(Rows from a dataset)

↓↓↓

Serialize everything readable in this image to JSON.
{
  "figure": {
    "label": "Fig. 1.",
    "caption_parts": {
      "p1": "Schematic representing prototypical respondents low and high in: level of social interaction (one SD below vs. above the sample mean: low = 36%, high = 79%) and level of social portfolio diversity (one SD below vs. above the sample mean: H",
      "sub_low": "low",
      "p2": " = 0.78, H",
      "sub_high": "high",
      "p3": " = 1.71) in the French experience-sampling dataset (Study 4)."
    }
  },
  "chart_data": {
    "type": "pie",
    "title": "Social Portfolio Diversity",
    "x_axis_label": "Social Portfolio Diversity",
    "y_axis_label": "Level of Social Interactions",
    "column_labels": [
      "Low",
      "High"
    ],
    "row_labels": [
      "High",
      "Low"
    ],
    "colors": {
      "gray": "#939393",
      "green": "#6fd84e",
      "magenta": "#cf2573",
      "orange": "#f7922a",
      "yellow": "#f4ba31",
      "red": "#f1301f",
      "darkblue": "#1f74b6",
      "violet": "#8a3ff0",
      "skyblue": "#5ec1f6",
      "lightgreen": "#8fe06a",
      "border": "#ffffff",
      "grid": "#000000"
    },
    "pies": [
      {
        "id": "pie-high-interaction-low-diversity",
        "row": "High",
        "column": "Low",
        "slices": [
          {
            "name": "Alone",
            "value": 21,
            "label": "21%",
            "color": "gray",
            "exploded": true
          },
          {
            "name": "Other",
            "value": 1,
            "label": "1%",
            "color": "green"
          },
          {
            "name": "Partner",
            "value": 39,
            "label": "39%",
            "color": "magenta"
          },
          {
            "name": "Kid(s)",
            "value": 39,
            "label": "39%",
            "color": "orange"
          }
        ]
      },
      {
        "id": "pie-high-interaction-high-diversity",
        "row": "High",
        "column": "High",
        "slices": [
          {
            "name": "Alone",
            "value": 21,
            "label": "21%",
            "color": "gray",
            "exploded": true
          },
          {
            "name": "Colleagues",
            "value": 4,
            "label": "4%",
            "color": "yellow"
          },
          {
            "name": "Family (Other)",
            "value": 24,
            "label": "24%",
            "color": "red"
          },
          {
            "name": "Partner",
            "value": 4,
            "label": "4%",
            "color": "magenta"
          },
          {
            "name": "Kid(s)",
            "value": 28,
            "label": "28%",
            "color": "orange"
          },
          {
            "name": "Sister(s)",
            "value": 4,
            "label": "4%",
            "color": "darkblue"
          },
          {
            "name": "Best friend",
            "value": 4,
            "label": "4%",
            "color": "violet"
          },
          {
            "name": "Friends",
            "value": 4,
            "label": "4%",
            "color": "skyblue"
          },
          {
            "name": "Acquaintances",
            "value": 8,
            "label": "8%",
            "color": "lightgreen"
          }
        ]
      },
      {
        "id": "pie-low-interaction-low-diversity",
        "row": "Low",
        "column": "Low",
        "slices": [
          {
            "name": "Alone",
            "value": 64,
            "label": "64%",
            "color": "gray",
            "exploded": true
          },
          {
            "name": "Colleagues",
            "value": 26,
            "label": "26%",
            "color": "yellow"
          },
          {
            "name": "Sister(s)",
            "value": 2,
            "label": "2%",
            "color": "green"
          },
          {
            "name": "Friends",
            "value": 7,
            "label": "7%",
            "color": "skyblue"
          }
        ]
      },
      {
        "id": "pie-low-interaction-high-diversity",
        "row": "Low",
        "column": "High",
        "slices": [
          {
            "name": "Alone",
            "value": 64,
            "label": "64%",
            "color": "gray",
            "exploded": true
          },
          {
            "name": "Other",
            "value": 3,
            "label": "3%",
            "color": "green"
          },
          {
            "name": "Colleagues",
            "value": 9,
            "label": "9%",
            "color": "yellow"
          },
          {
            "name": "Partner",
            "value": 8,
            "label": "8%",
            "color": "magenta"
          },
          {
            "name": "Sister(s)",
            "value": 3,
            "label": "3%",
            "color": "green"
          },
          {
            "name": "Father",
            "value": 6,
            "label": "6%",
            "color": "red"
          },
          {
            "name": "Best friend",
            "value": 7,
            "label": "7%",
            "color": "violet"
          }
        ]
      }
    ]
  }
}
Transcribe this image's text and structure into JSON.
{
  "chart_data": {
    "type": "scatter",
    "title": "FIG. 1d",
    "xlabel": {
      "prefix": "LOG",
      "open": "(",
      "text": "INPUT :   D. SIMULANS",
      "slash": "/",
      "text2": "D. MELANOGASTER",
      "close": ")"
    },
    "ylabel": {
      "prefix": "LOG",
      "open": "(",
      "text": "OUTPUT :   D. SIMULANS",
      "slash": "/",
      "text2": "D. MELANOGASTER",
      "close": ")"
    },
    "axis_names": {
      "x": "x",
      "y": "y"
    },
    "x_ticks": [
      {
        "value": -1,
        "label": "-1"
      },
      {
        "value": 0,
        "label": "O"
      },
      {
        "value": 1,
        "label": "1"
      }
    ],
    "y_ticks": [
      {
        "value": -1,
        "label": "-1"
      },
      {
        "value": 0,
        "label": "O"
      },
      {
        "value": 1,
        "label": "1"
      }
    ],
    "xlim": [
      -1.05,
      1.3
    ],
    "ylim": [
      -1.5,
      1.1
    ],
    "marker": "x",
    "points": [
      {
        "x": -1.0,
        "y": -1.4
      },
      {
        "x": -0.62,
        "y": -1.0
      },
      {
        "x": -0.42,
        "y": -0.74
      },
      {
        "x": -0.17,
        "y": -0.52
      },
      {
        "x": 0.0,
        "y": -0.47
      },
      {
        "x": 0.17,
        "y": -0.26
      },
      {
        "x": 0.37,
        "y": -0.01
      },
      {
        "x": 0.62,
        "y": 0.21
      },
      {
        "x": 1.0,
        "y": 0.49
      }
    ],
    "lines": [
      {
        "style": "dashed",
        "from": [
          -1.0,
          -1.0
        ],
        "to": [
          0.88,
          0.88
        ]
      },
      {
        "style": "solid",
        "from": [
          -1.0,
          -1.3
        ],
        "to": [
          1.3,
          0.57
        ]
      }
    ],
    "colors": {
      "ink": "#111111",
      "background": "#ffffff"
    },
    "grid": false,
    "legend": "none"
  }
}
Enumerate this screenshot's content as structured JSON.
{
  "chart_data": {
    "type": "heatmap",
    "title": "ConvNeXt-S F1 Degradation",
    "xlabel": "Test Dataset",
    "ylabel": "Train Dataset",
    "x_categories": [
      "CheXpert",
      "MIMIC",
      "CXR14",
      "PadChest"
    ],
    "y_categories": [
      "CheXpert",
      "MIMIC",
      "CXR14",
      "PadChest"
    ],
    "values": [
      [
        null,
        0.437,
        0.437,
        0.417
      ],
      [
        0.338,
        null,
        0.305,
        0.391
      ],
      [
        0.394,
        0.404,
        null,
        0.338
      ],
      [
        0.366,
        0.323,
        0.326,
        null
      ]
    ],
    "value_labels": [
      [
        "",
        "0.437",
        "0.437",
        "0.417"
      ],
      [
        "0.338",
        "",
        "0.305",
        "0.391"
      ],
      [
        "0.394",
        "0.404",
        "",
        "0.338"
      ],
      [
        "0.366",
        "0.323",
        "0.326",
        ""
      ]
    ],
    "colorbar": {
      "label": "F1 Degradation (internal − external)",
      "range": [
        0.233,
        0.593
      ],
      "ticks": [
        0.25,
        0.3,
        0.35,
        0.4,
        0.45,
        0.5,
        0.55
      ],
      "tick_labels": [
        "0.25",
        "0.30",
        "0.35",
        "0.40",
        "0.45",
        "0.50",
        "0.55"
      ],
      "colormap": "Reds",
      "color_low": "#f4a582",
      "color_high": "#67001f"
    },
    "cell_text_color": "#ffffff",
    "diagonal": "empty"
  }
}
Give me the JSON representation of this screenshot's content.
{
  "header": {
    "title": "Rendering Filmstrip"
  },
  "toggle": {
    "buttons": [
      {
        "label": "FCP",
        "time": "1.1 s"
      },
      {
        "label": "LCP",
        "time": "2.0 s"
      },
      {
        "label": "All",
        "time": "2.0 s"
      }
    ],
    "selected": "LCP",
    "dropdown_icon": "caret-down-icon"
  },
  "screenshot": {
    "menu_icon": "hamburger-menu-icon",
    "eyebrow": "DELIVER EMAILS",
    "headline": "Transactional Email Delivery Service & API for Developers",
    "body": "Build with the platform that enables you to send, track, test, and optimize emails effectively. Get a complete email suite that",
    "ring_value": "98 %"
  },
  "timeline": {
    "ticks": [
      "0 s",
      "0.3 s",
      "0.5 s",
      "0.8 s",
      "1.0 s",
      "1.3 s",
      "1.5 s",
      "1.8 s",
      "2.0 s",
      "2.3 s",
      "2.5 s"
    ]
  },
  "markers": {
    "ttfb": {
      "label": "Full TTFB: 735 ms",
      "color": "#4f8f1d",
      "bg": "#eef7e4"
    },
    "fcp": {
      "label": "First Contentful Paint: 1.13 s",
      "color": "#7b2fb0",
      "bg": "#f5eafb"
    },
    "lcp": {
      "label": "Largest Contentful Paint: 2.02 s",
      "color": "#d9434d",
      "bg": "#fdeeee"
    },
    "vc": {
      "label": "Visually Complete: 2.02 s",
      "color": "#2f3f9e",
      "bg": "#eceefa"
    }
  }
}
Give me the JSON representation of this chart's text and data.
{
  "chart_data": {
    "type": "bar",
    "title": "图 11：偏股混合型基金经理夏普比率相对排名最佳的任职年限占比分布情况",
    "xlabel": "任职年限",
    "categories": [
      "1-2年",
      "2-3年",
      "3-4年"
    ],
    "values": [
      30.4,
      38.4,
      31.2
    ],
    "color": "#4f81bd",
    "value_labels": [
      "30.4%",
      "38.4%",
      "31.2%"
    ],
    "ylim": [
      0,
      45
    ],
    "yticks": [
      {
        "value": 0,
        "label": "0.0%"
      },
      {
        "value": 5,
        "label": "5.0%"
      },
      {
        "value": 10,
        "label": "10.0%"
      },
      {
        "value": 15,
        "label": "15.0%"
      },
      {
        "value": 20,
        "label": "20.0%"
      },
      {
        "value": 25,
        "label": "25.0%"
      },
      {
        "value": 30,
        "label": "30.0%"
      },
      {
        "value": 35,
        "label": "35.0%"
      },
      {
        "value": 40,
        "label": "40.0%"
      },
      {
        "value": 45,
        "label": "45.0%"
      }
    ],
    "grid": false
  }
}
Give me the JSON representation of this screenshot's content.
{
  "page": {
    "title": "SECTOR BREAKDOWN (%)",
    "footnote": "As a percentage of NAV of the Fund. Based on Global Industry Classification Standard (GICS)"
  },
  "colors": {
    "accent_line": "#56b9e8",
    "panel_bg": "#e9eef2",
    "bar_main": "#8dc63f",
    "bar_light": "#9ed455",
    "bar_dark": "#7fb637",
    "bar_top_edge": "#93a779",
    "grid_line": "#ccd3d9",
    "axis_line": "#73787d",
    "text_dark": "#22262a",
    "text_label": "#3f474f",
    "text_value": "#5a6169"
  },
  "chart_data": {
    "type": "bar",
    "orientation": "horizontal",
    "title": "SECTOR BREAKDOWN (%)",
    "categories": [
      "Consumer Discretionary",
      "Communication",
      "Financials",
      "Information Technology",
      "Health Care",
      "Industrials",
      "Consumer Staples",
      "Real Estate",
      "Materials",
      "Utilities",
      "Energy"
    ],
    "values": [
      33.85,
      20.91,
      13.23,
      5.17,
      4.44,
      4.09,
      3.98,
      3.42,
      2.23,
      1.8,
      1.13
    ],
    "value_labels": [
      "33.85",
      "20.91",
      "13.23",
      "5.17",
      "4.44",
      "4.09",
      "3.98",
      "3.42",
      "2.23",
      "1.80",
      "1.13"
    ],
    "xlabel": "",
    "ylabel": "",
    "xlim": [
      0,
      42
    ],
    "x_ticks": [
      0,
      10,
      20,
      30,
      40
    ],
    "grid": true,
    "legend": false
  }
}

↑↑↑

WHAT YOU NEED TO DO:
Read through the lines above and collect those that contain the string "SIMULANS".

ANSWER IN FULL:
      "text": "INPUT :   D. SIMULANS",
      "text": "OUTPUT :   D. SIMULANS",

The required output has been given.